* What to produce
Keep only the lines of the data below that contain "University", and copy them.

* Data listing
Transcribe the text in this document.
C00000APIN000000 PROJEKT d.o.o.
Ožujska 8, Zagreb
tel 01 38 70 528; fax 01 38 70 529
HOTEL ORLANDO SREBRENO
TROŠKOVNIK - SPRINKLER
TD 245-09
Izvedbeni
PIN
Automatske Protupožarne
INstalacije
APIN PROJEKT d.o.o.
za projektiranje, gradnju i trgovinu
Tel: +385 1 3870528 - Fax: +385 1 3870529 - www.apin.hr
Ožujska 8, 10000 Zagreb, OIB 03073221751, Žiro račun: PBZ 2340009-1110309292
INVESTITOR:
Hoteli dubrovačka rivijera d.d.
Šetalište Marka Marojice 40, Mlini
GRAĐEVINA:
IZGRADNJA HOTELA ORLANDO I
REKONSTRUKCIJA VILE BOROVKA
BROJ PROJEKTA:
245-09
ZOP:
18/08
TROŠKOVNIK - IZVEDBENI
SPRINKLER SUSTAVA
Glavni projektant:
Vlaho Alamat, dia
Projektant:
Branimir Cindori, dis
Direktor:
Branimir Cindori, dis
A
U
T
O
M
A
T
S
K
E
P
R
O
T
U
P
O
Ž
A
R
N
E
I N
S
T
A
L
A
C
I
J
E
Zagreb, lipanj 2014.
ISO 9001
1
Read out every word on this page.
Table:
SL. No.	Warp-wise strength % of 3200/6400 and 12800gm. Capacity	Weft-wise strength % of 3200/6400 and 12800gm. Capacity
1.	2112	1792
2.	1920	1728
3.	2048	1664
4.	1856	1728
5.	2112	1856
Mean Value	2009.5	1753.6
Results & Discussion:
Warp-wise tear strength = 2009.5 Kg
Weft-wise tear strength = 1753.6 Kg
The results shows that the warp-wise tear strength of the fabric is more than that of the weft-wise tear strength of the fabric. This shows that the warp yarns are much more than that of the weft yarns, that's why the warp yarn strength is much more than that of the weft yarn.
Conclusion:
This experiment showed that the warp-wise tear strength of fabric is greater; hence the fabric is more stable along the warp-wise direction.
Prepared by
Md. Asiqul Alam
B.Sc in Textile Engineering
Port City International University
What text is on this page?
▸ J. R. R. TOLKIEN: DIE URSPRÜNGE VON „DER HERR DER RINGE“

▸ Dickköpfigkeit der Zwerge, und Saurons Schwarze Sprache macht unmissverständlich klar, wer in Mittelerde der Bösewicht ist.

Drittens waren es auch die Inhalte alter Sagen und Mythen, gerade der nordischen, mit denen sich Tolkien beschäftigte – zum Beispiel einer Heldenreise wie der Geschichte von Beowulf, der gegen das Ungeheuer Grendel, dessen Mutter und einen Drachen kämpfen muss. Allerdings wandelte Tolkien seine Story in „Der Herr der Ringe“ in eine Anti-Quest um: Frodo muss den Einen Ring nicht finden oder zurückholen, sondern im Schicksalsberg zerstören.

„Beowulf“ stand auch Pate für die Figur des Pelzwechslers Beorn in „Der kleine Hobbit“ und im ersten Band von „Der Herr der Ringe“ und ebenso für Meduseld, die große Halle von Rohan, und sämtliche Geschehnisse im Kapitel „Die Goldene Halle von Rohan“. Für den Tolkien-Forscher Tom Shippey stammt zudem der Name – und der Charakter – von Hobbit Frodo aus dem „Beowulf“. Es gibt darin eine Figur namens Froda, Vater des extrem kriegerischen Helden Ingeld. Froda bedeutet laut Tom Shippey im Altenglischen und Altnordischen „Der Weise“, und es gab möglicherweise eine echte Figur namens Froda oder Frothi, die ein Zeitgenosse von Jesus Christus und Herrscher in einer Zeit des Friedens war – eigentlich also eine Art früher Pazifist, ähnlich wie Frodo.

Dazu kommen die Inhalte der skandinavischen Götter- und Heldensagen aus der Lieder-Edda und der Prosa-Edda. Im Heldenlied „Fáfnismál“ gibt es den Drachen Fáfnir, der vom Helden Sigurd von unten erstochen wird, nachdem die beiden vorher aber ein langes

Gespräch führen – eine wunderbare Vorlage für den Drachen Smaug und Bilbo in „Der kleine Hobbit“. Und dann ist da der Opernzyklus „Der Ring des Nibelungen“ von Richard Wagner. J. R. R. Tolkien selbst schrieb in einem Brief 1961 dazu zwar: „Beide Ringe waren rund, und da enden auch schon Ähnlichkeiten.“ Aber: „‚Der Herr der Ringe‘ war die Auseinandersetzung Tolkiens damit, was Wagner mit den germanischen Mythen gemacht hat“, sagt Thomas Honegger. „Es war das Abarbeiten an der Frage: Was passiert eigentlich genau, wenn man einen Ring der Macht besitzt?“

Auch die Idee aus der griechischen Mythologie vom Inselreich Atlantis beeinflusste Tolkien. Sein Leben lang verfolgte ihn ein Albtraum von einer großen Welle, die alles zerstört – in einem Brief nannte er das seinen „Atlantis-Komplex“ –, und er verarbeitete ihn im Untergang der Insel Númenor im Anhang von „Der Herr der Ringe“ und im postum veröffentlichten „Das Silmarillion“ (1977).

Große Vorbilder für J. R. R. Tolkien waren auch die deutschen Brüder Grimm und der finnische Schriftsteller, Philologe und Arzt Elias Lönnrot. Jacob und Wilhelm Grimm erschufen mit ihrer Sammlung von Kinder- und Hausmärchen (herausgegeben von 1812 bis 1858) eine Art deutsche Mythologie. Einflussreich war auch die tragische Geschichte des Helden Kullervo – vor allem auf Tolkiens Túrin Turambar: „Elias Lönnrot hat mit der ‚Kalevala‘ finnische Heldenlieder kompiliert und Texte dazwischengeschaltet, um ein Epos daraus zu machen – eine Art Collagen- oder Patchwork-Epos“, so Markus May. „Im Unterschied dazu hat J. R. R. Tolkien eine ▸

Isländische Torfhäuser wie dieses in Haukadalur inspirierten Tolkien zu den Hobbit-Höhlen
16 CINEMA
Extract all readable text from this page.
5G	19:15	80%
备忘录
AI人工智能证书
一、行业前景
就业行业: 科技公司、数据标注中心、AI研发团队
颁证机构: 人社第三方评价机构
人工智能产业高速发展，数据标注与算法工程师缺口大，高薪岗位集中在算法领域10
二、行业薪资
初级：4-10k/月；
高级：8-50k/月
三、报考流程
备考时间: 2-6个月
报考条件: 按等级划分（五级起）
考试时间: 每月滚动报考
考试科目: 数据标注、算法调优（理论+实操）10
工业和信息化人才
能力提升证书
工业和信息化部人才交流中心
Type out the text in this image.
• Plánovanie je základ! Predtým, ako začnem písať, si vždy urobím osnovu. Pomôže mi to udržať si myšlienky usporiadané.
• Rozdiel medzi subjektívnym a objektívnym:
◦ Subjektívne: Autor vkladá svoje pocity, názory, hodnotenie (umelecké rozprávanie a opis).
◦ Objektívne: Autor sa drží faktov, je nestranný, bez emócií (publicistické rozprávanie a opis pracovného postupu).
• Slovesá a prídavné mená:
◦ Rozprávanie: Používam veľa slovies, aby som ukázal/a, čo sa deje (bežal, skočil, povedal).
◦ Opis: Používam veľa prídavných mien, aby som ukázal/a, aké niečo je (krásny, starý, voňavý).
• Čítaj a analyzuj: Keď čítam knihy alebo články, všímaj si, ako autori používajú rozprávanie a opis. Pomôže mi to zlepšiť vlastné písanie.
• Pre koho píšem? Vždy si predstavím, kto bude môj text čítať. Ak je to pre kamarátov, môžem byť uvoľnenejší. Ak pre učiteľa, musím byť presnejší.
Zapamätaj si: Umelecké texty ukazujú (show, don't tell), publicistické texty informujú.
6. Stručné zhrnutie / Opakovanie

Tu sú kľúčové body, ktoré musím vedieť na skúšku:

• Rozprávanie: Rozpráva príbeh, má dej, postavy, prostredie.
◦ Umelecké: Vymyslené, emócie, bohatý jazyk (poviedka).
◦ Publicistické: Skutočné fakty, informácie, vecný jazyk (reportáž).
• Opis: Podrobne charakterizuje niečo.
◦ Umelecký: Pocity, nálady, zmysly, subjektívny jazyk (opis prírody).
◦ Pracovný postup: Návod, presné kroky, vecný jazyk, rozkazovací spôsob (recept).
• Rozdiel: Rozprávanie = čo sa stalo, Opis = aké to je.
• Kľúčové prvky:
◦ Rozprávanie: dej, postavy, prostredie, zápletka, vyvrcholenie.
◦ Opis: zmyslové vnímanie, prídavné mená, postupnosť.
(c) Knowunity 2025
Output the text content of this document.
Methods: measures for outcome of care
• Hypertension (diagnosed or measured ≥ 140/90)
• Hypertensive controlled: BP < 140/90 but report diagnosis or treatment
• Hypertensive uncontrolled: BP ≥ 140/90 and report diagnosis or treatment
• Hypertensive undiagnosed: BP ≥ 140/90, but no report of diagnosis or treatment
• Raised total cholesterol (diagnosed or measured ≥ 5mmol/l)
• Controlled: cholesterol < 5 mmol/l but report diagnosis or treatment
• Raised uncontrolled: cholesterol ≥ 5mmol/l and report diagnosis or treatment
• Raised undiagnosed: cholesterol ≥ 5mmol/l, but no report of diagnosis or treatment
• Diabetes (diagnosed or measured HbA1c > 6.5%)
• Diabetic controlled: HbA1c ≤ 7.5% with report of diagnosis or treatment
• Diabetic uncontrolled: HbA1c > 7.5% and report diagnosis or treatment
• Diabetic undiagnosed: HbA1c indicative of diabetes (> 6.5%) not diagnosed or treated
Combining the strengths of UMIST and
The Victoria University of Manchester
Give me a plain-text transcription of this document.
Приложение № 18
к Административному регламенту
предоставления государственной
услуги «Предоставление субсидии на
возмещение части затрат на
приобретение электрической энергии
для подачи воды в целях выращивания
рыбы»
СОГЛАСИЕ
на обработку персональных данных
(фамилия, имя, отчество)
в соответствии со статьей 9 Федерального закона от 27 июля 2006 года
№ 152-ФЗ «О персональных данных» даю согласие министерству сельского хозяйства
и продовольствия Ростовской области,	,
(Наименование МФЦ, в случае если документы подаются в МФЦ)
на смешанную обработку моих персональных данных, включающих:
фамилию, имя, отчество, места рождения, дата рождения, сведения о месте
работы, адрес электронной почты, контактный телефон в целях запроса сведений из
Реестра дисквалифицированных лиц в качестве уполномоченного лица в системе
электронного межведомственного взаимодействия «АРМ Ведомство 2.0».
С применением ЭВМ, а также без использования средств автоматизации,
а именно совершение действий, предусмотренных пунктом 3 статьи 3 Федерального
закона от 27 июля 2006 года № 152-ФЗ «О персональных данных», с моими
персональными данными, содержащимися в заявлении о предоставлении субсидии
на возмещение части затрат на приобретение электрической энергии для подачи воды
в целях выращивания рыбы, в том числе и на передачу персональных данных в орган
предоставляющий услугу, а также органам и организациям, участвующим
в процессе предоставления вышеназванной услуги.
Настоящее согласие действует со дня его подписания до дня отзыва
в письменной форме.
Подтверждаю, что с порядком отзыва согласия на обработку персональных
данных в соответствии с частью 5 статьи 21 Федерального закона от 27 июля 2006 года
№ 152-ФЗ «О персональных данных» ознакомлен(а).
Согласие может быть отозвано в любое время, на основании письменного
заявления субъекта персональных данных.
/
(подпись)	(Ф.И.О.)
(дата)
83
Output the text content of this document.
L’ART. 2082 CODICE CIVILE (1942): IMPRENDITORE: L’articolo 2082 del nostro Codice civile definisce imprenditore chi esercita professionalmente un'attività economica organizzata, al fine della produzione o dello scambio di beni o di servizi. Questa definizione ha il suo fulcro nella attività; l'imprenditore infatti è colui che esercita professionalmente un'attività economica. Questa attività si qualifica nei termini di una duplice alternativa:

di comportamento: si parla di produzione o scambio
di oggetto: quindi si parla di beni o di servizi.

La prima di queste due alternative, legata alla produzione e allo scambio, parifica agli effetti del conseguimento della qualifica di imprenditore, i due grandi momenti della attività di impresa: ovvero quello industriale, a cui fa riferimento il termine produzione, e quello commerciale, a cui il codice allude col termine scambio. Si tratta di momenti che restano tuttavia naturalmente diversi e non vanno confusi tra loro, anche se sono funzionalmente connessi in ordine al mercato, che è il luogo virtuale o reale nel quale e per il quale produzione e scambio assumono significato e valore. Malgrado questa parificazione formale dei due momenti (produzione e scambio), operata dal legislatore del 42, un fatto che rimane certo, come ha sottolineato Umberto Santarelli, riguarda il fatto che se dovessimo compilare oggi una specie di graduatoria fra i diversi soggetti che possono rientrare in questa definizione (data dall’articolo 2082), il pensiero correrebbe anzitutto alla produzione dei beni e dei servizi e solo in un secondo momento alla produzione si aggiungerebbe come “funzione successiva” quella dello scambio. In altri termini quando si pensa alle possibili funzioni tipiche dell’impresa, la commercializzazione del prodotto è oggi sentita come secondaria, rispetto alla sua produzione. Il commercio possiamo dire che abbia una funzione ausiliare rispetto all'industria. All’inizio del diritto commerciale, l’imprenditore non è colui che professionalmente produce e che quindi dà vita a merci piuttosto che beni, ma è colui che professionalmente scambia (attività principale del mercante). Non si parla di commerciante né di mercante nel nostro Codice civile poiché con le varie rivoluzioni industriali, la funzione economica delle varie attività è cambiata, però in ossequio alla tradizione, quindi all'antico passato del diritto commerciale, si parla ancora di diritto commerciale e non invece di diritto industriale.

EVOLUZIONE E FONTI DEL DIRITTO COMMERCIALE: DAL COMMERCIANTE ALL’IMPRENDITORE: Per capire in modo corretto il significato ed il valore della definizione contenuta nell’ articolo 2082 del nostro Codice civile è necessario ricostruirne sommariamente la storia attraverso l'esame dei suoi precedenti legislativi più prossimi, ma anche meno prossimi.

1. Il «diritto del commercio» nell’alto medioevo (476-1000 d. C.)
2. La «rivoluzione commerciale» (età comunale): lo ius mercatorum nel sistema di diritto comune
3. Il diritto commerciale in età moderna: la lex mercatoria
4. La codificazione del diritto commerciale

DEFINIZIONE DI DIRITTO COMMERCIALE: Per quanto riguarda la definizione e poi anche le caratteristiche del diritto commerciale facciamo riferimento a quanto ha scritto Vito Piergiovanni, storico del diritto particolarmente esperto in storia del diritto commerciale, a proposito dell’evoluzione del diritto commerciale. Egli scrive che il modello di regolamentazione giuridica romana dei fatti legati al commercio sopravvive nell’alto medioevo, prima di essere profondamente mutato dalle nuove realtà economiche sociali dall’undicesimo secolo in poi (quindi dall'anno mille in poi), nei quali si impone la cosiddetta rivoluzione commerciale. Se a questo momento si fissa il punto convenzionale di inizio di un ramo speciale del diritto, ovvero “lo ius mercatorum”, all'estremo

* Task response
Port City International University
The Victoria University of Manchester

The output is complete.